Direction: Repeat the records below exactly, leaving out every picture.

(Records that describe figures)
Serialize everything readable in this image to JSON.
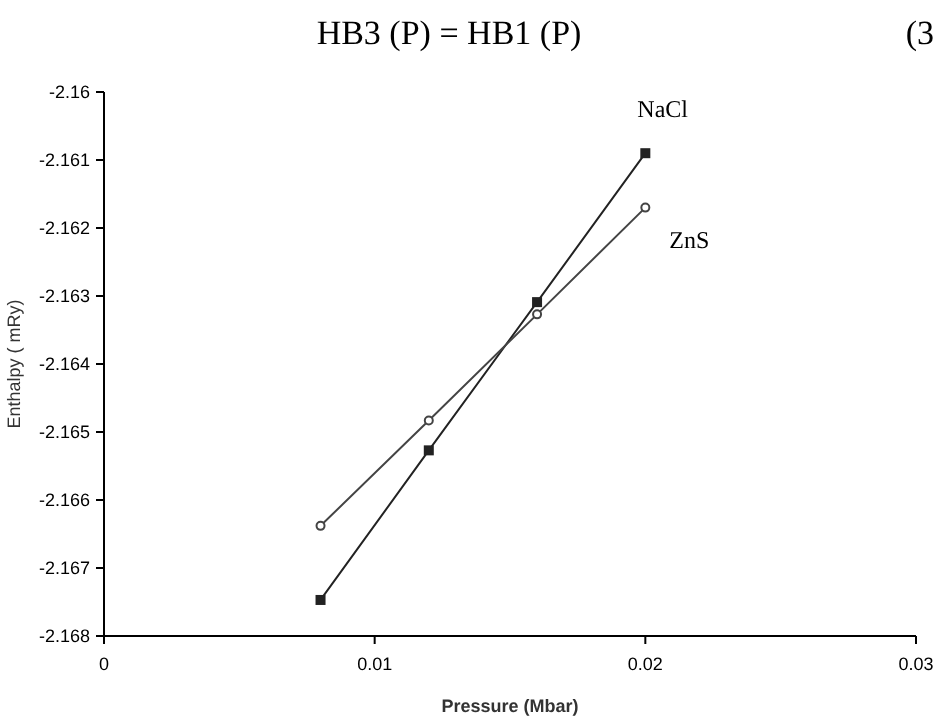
{
  "chart_data": {
    "type": "line",
    "title": "HB3 (P) = HB1 (P)",
    "annotations": [
      "(3"
    ],
    "xlabel": "Pressure (Mbar)",
    "ylabel": "Enthalpy ( mRy)",
    "x": [
      0.008,
      0.012,
      0.016,
      0.02
    ],
    "series": [
      {
        "name": "NaCl",
        "color": "#222222",
        "marker": "square",
        "values": [
          -2.16747,
          -2.16527,
          -2.16309,
          -2.1609
        ]
      },
      {
        "name": "ZnS",
        "color": "#444444",
        "marker": "circle",
        "values": [
          -2.16638,
          -2.16483,
          -2.16327,
          -2.1617
        ]
      }
    ],
    "xlim": [
      0,
      0.03
    ],
    "xticks": [
      0,
      0.01,
      0.02,
      0.03
    ],
    "ylim": [
      -2.168,
      -2.16
    ],
    "yticks": [
      -2.16,
      -2.161,
      -2.162,
      -2.163,
      -2.164,
      -2.165,
      -2.166,
      -2.167,
      -2.168
    ],
    "grid": false,
    "line_style": "solid"
  }
}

Solution to the problem:
Serialize everything readable in this image to JSON.
{
  "chart_data": {
    "type": "line",
    "title": "HB3 (P) = HB1 (P)",
    "annotations": [
      "(3"
    ],
    "xlabel": "Pressure (Mbar)",
    "ylabel": "Enthalpy ( mRy)",
    "x": [
      0.008,
      0.012,
      0.016,
      0.02
    ],
    "series": [
      {
        "name": "NaCl",
        "color": "#222222",
        "marker": "square",
        "values": [
          -2.16747,
          -2.16527,
          -2.16309,
          -2.1609
        ]
      },
      {
        "name": "ZnS",
        "color": "#444444",
        "marker": "circle",
        "values": [
          -2.16638,
          -2.16483,
          -2.16327,
          -2.1617
        ]
      }
    ],
    "xlim": [
      0,
      0.03
    ],
    "xticks": [
      0,
      0.01,
      0.02,
      0.03
    ],
    "ylim": [
      -2.168,
      -2.16
    ],
    "yticks": [
      -2.16,
      -2.161,
      -2.162,
      -2.163,
      -2.164,
      -2.165,
      -2.166,
      -2.167,
      -2.168
    ],
    "grid": false,
    "line_style": "solid"
  }
}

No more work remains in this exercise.